_WRITTEN EXERCISE_:
Please reproduce the stretch from the line containing "extract all elements" through the line containing "[483, 371, 914, 407]", including both, and leave the pictures out of your answer.

_INFORMATION SUPPLIED_:
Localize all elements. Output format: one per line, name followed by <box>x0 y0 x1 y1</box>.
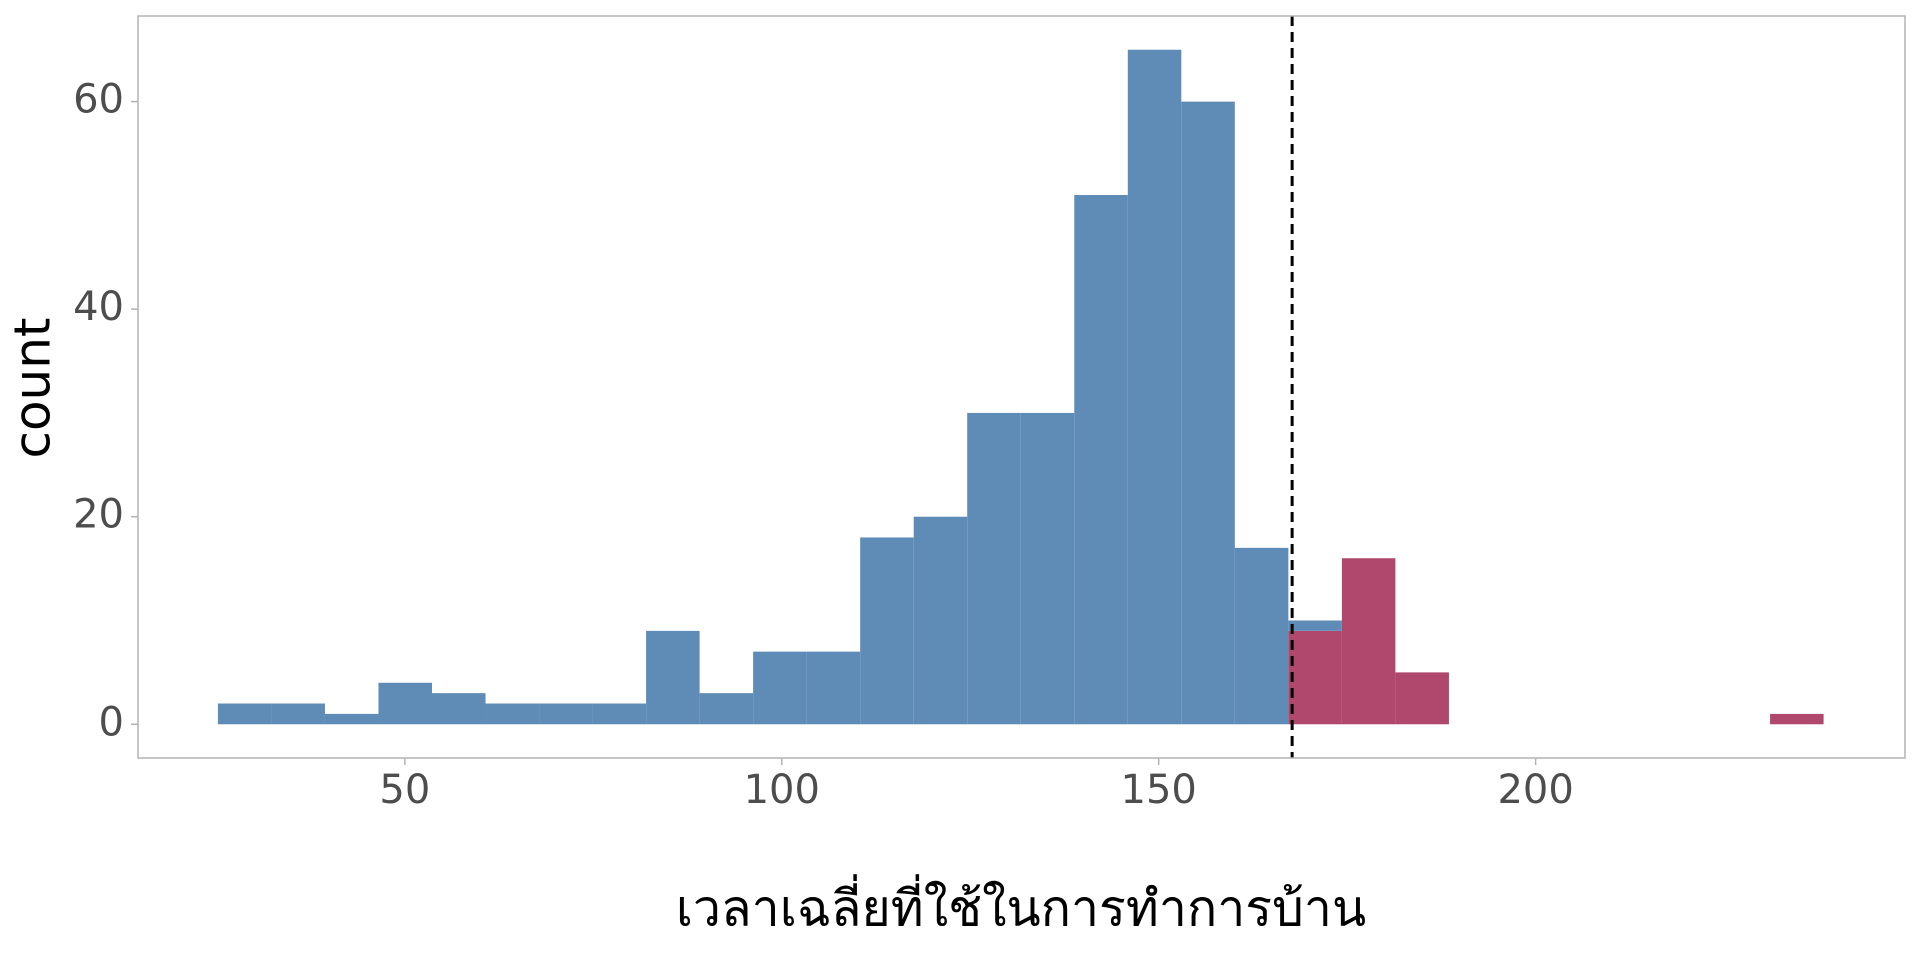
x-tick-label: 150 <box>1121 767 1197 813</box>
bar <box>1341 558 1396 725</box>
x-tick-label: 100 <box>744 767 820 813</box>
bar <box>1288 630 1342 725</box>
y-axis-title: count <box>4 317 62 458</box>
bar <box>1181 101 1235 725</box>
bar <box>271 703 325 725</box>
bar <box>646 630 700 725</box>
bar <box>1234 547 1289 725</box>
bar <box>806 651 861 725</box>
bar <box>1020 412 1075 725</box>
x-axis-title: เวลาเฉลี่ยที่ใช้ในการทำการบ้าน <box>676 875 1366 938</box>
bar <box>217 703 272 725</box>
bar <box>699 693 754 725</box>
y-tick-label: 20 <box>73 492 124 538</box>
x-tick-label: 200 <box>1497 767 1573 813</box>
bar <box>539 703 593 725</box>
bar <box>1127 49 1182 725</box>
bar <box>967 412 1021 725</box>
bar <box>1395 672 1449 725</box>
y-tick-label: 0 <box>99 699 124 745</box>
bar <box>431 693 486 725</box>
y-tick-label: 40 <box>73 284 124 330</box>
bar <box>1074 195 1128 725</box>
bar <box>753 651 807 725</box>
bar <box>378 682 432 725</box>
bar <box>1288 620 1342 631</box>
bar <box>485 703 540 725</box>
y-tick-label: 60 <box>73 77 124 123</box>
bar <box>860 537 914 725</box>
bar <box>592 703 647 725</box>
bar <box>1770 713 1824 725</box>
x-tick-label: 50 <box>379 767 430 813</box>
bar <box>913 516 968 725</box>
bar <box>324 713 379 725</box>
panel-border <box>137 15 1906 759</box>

...

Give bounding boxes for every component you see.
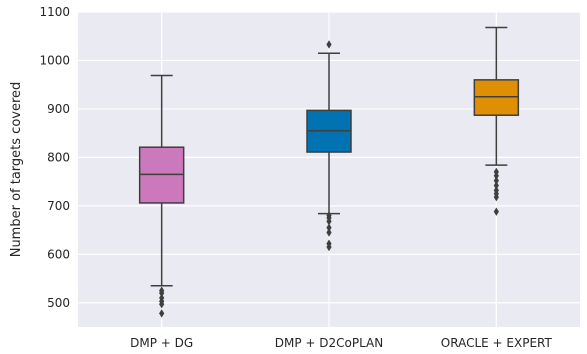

==

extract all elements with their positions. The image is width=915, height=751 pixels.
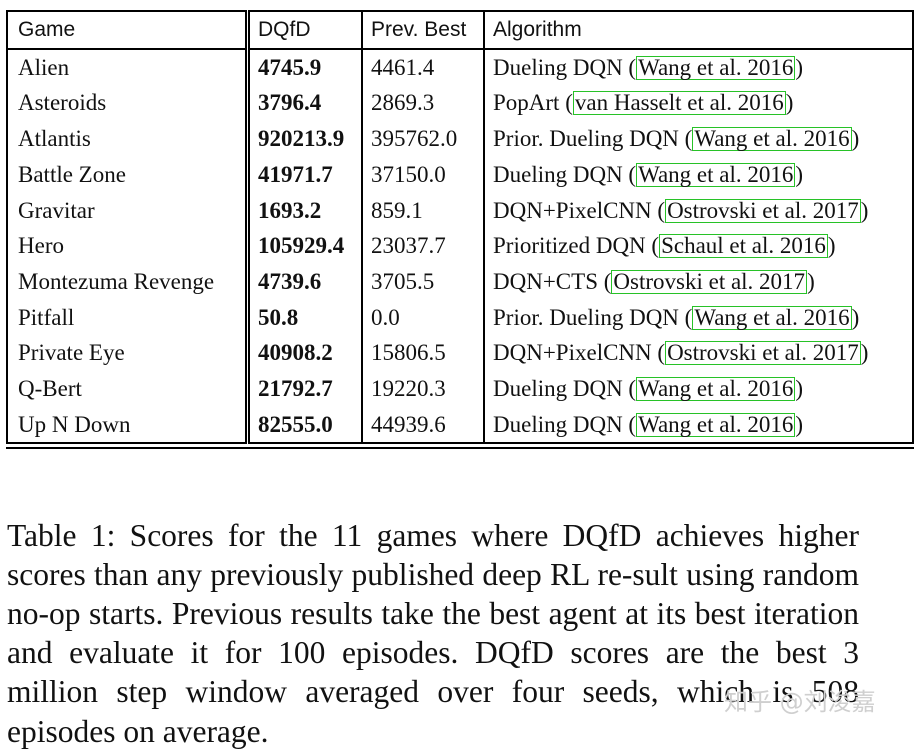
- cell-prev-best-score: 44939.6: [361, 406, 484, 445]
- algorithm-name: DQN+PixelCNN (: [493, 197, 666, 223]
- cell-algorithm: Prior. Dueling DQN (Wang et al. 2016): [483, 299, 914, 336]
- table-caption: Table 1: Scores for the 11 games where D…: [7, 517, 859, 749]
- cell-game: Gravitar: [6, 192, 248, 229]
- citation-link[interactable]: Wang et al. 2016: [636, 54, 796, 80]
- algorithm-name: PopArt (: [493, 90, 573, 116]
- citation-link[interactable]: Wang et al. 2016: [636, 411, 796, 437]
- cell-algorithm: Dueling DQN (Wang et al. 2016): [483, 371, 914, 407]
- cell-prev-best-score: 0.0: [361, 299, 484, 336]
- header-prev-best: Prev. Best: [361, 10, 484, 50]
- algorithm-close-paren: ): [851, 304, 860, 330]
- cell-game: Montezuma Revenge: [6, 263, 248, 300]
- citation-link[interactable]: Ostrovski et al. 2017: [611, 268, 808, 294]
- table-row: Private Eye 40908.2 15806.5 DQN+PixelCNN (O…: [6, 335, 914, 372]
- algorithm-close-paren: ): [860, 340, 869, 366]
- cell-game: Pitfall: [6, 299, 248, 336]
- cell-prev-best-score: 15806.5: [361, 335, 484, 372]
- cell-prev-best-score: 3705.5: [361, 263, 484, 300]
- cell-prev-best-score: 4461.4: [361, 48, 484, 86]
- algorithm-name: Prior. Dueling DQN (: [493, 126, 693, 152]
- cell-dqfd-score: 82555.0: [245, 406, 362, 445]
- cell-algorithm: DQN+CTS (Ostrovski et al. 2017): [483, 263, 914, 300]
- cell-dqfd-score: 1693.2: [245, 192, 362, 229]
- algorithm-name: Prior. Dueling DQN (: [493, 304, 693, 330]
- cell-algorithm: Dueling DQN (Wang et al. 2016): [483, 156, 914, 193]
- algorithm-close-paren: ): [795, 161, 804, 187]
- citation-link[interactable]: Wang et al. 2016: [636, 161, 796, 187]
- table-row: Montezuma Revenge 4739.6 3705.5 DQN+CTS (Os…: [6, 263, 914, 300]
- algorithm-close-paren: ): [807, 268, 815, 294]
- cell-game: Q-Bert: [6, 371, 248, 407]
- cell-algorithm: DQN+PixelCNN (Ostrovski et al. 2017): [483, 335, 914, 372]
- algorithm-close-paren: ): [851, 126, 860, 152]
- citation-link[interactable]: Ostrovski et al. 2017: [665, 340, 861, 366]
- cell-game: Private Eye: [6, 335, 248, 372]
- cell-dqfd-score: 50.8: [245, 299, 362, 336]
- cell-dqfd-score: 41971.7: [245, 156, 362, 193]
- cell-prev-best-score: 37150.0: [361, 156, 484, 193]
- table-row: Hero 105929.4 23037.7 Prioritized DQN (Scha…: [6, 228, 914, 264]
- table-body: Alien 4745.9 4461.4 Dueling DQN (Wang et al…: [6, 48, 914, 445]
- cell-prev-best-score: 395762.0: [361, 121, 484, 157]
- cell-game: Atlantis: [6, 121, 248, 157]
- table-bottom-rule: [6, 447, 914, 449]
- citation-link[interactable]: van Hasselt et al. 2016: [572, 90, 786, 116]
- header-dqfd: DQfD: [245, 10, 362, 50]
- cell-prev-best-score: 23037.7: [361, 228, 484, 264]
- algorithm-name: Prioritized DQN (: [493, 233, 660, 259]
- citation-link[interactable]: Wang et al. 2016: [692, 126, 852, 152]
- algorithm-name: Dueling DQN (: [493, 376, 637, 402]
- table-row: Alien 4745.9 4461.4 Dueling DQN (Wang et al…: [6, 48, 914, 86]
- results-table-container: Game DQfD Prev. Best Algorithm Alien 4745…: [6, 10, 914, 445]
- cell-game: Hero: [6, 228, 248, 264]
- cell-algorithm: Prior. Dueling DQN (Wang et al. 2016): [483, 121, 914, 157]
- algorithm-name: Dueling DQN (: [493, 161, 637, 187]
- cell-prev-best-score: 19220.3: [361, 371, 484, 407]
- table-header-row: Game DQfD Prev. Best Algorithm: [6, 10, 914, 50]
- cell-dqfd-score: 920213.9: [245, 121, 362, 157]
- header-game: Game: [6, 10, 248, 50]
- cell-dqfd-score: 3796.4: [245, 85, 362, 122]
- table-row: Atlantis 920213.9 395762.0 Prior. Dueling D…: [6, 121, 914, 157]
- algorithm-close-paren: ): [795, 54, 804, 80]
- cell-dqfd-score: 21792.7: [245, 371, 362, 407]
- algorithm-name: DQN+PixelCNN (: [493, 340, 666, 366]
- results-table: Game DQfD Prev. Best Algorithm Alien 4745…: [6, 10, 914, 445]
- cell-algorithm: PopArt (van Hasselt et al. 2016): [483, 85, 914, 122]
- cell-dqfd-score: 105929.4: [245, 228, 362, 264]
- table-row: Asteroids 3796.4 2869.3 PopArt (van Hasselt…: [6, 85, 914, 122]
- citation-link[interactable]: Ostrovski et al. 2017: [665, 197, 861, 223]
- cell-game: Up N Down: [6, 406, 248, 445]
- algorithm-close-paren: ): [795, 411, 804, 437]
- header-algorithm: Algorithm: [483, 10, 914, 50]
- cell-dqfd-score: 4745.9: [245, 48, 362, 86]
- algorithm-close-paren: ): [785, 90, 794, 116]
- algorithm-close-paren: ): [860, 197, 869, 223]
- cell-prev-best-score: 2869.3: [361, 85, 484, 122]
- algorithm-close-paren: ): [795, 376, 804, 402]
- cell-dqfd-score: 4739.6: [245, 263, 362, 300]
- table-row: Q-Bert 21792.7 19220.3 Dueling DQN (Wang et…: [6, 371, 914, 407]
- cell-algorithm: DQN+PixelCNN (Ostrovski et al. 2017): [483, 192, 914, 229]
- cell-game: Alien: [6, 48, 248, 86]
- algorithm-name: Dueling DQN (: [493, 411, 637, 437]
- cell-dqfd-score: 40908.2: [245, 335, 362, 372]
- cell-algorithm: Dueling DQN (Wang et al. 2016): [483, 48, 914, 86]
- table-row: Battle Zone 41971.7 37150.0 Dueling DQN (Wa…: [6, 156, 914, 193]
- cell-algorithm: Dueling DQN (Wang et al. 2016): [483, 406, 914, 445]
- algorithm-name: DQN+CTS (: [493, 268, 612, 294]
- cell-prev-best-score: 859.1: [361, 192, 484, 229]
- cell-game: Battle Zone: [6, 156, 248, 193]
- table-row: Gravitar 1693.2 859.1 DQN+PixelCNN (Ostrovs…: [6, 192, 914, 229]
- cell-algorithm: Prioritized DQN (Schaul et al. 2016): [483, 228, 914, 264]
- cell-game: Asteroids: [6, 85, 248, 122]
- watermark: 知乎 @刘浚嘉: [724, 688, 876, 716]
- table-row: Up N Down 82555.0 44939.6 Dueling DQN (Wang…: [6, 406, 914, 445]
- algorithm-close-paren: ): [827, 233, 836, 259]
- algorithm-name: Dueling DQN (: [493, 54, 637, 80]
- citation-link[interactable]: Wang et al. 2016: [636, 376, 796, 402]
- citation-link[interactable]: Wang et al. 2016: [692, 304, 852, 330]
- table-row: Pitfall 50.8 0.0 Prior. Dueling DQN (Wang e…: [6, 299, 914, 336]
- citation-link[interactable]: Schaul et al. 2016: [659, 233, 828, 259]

_RESULT BELOW_:
extract all elements with their positions. The image is width=915, height=751 pixels.
- cell-prev-best-score: 44939.6: [361, 406, 484, 445]
- algorithm-name: DQN+PixelCNN (: [493, 197, 666, 223]
- cell-algorithm: Prior. Dueling DQN (Wang et al. 2016): [483, 299, 914, 336]
- table-caption: Table 1: Scores for the 11 games where D…: [7, 517, 859, 749]
- cell-game: Gravitar: [6, 192, 248, 229]
- citation-link[interactable]: Wang et al. 2016: [636, 54, 796, 80]
- algorithm-name: PopArt (: [493, 90, 573, 116]
- citation-link[interactable]: Wang et al. 2016: [636, 411, 796, 437]
- cell-algorithm: Dueling DQN (Wang et al. 2016): [483, 371, 914, 407]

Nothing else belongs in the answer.